Directions for this task >>
Records follow. Pull out every line that contains "Rechtsanwälte".

# # # #

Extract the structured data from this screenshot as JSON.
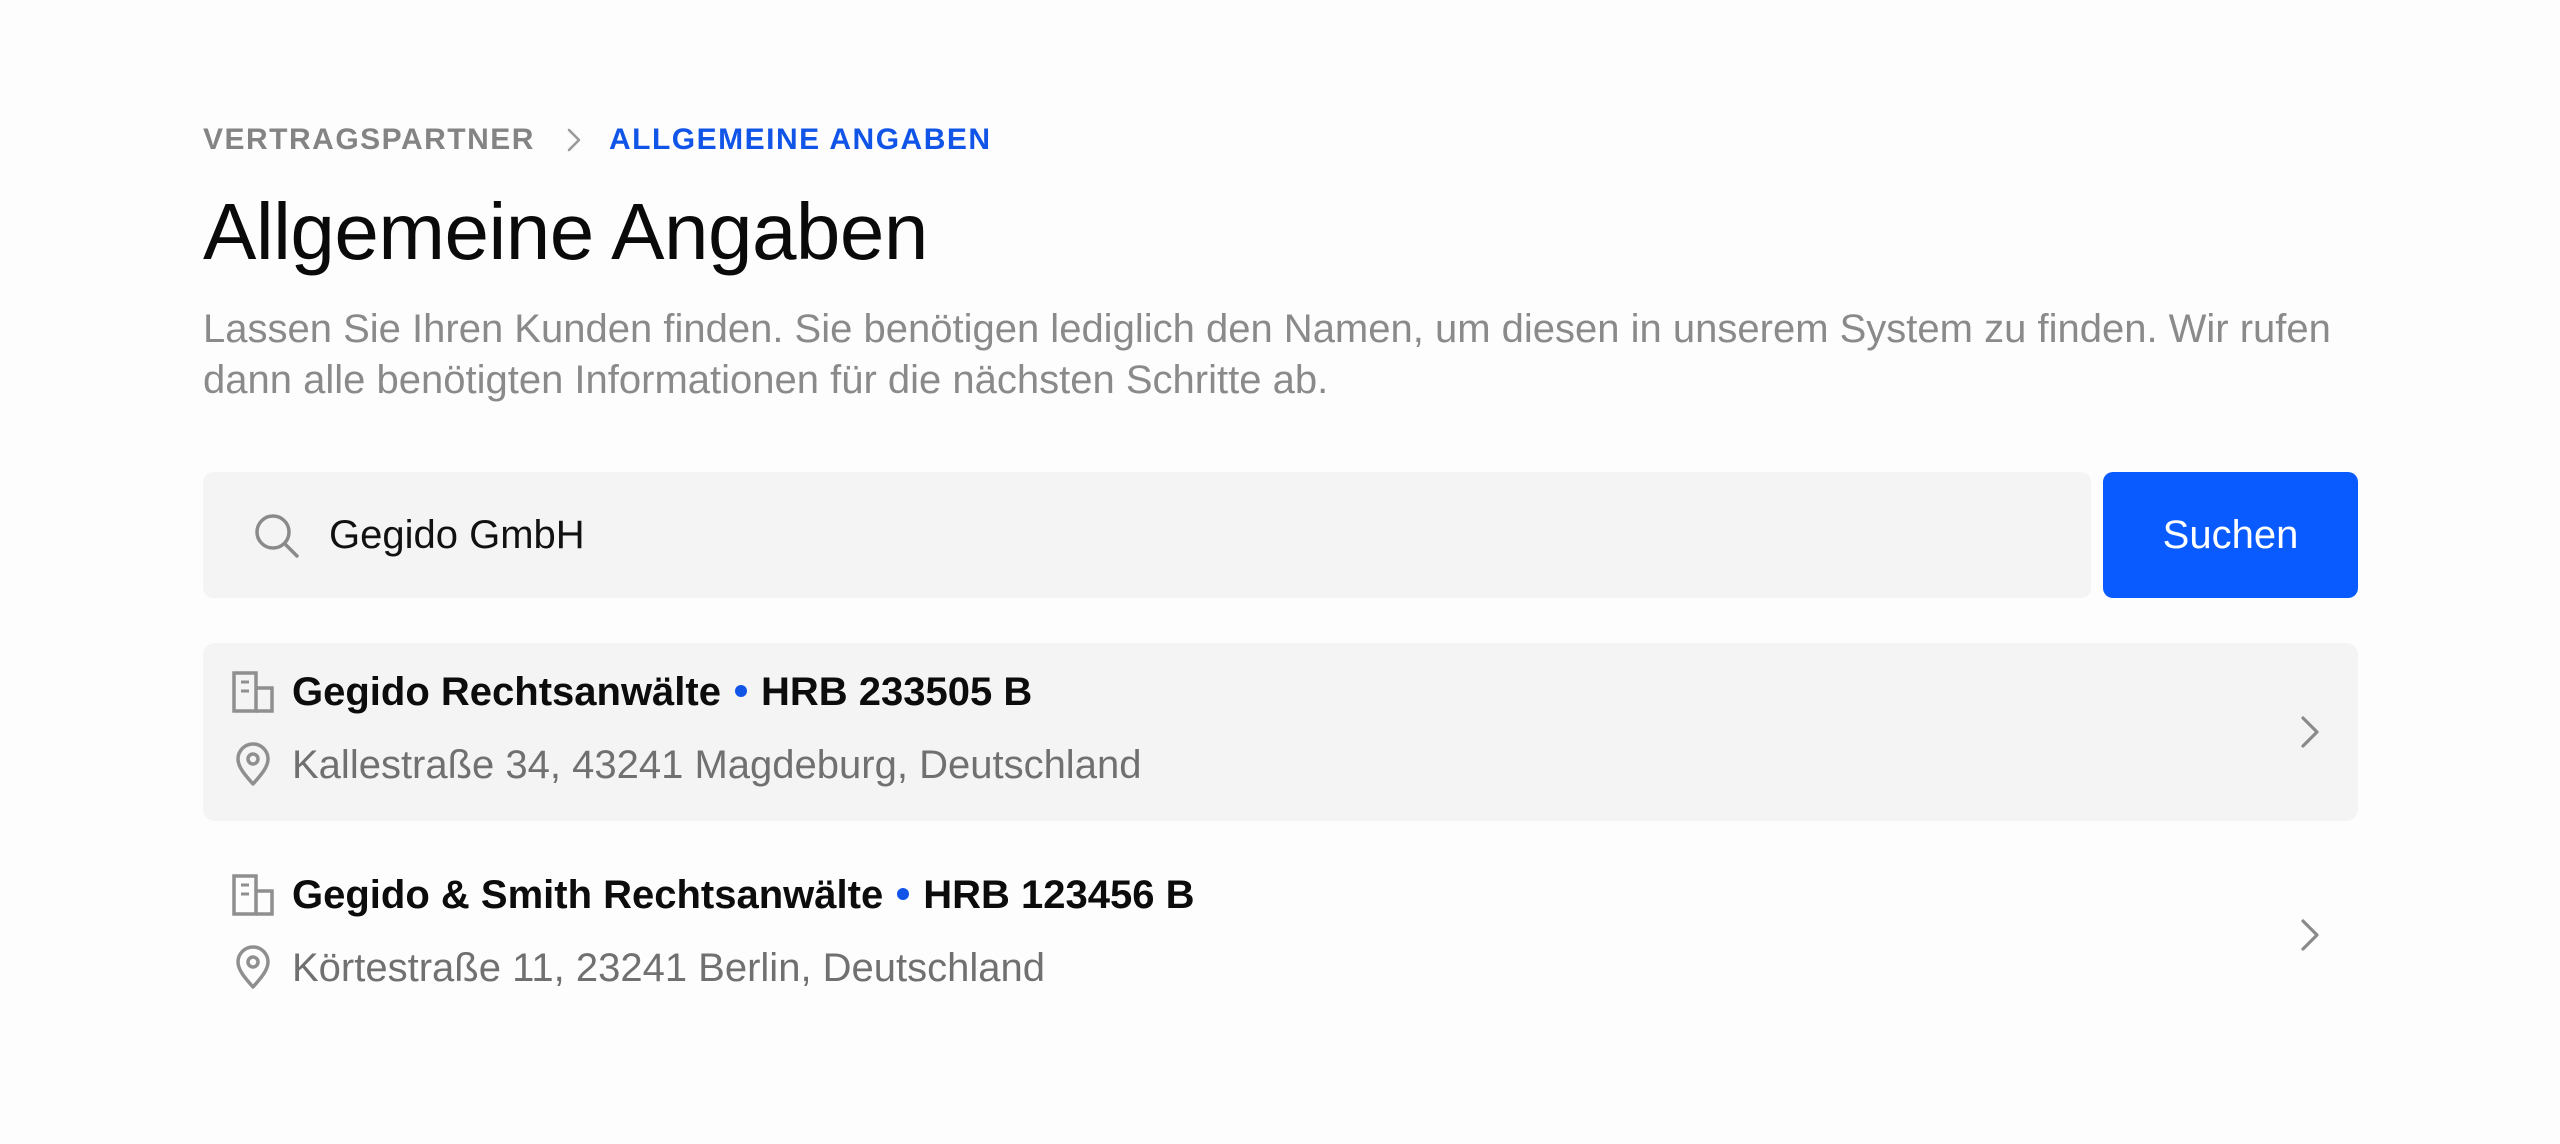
{
  "breadcrumb": {
    "parent": "VERTRAGSPARTNER",
    "current": "ALLGEMEINE ANGABEN"
  },
  "page": {
    "title": "Allgemeine Angaben",
    "description": "Lassen Sie Ihren Kunden finden. Sie benötigen lediglich den Namen, um diesen in unserem System zu finden. Wir rufen dann alle benötigten Informationen für die nächsten Schritte ab."
  },
  "search": {
    "value": "Gegido GmbH",
    "button_label": "Suchen"
  },
  "results": [
    {
      "name": "Gegido Rechtsanwälte",
      "register": "HRB 233505 B",
      "address": "Kallestraße 34, 43241 Magdeburg, Deutschland",
      "highlighted": true
    },
    {
      "name": "Gegido & Smith Rechtsanwälte",
      "register": "HRB 123456 B",
      "address": "Körtestraße 11, 23241 Berlin, Deutschland",
      "highlighted": false
    }
  ],
  "colors": {
    "accent": "#0a5bff",
    "breadcrumb_active": "#1155e8",
    "muted_text": "#8a8a8a",
    "surface": "#f4f4f4"
  },
  "icons": {
    "search": "search-icon",
    "separator": "chevron-right-icon",
    "company": "building-icon",
    "location": "map-pin-icon",
    "open": "chevron-right-icon"
  }
}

# # # #

Solution to this exercise >>
      "name": "Gegido Rechtsanwälte",
      "name": "Gegido & Smith Rechtsanwälte",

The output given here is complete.